**INSTRUCTIONS TO FOLLOW:** Write out the entries below once more, exactly.

──────── PROVIDED INFORMATION ────────

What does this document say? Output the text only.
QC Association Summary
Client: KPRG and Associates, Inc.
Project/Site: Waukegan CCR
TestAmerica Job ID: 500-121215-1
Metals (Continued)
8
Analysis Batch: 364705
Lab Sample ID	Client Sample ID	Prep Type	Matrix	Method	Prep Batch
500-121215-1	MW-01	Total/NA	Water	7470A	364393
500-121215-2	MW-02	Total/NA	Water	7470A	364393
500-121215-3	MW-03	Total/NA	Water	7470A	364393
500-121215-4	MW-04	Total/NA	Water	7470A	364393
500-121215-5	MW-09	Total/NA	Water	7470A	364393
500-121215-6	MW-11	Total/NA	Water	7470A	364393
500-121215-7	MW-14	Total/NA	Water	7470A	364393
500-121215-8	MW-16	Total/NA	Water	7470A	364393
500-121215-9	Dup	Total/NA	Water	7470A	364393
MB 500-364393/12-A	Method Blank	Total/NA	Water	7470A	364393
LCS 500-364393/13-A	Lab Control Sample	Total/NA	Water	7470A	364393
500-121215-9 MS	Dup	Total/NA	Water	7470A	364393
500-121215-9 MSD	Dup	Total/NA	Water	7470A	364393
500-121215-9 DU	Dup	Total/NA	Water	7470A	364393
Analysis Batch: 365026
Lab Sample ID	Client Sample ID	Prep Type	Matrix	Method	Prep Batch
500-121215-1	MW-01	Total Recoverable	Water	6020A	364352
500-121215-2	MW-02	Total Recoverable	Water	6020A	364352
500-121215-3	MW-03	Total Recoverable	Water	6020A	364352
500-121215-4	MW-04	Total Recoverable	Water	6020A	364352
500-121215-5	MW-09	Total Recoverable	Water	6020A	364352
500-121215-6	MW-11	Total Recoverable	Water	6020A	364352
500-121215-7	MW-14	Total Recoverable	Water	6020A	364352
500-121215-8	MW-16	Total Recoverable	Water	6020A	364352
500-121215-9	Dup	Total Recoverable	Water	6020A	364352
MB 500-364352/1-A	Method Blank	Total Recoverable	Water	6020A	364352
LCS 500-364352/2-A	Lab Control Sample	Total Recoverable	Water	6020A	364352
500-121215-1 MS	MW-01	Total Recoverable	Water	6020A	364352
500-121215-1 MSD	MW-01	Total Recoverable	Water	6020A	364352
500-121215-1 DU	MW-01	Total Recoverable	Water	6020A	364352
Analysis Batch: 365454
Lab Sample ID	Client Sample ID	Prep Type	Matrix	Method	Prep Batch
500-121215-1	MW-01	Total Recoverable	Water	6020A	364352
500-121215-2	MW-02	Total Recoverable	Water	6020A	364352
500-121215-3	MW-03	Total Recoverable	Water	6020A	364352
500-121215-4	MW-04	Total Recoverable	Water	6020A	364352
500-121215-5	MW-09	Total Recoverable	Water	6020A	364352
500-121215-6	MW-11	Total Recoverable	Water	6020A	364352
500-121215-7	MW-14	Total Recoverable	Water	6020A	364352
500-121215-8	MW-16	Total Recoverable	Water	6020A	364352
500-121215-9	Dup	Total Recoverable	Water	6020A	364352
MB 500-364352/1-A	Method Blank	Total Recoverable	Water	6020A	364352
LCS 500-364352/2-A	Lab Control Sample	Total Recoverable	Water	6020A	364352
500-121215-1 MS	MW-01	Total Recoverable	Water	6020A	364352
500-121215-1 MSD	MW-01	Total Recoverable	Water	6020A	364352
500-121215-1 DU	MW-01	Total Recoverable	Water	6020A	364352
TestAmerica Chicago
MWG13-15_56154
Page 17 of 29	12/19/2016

────────

**ANSWER FOR THIS EXERCISE:**
What does this document say? Output the text only.
QC Association Summary
Client: KPRG and Associates, Inc.
Project/Site: Waukegan CCR
TestAmerica Job ID: 500-121215-1
Metals (Continued)
8
Analysis Batch: 364705
Lab Sample ID	Client Sample ID	Prep Type	Matrix	Method	Prep Batch
500-121215-1	MW-01	Total/NA	Water	7470A	364393
500-121215-2	MW-02	Total/NA	Water	7470A	364393
500-121215-3	MW-03	Total/NA	Water	7470A	364393
500-121215-4	MW-04	Total/NA	Water	7470A	364393
500-121215-5	MW-09	Total/NA	Water	7470A	364393
500-121215-6	MW-11	Total/NA	Water	7470A	364393
500-121215-7	MW-14	Total/NA	Water	7470A	364393
500-121215-8	MW-16	Total/NA	Water	7470A	364393
500-121215-9	Dup	Total/NA	Water	7470A	364393
MB 500-364393/12-A	Method Blank	Total/NA	Water	7470A	364393
LCS 500-364393/13-A	Lab Control Sample	Total/NA	Water	7470A	364393
500-121215-9 MS	Dup	Total/NA	Water	7470A	364393
500-121215-9 MSD	Dup	Total/NA	Water	7470A	364393
500-121215-9 DU	Dup	Total/NA	Water	7470A	364393
Analysis Batch: 365026
Lab Sample ID	Client Sample ID	Prep Type	Matrix	Method	Prep Batch
500-121215-1	MW-01	Total Recoverable	Water	6020A	364352
500-121215-2	MW-02	Total Recoverable	Water	6020A	364352
500-121215-3	MW-03	Total Recoverable	Water	6020A	364352
500-121215-4	MW-04	Total Recoverable	Water	6020A	364352
500-121215-5	MW-09	Total Recoverable	Water	6020A	364352
500-121215-6	MW-11	Total Recoverable	Water	6020A	364352
500-121215-7	MW-14	Total Recoverable	Water	6020A	364352
500-121215-8	MW-16	Total Recoverable	Water	6020A	364352
500-121215-9	Dup	Total Recoverable	Water	6020A	364352
MB 500-364352/1-A	Method Blank	Total Recoverable	Water	6020A	364352
LCS 500-364352/2-A	Lab Control Sample	Total Recoverable	Water	6020A	364352
500-121215-1 MS	MW-01	Total Recoverable	Water	6020A	364352
500-121215-1 MSD	MW-01	Total Recoverable	Water	6020A	364352
500-121215-1 DU	MW-01	Total Recoverable	Water	6020A	364352
Analysis Batch: 365454
Lab Sample ID	Client Sample ID	Prep Type	Matrix	Method	Prep Batch
500-121215-1	MW-01	Total Recoverable	Water	6020A	364352
500-121215-2	MW-02	Total Recoverable	Water	6020A	364352
500-121215-3	MW-03	Total Recoverable	Water	6020A	364352
500-121215-4	MW-04	Total Recoverable	Water	6020A	364352
500-121215-5	MW-09	Total Recoverable	Water	6020A	364352
500-121215-6	MW-11	Total Recoverable	Water	6020A	364352
500-121215-7	MW-14	Total Recoverable	Water	6020A	364352
500-121215-8	MW-16	Total Recoverable	Water	6020A	364352
500-121215-9	Dup	Total Recoverable	Water	6020A	364352
MB 500-364352/1-A	Method Blank	Total Recoverable	Water	6020A	364352
LCS 500-364352/2-A	Lab Control Sample	Total Recoverable	Water	6020A	364352
500-121215-1 MS	MW-01	Total Recoverable	Water	6020A	364352
500-121215-1 MSD	MW-01	Total Recoverable	Water	6020A	364352
500-121215-1 DU	MW-01	Total Recoverable	Water	6020A	364352
TestAmerica Chicago
MWG13-15_56154
Page 17 of 29	12/19/2016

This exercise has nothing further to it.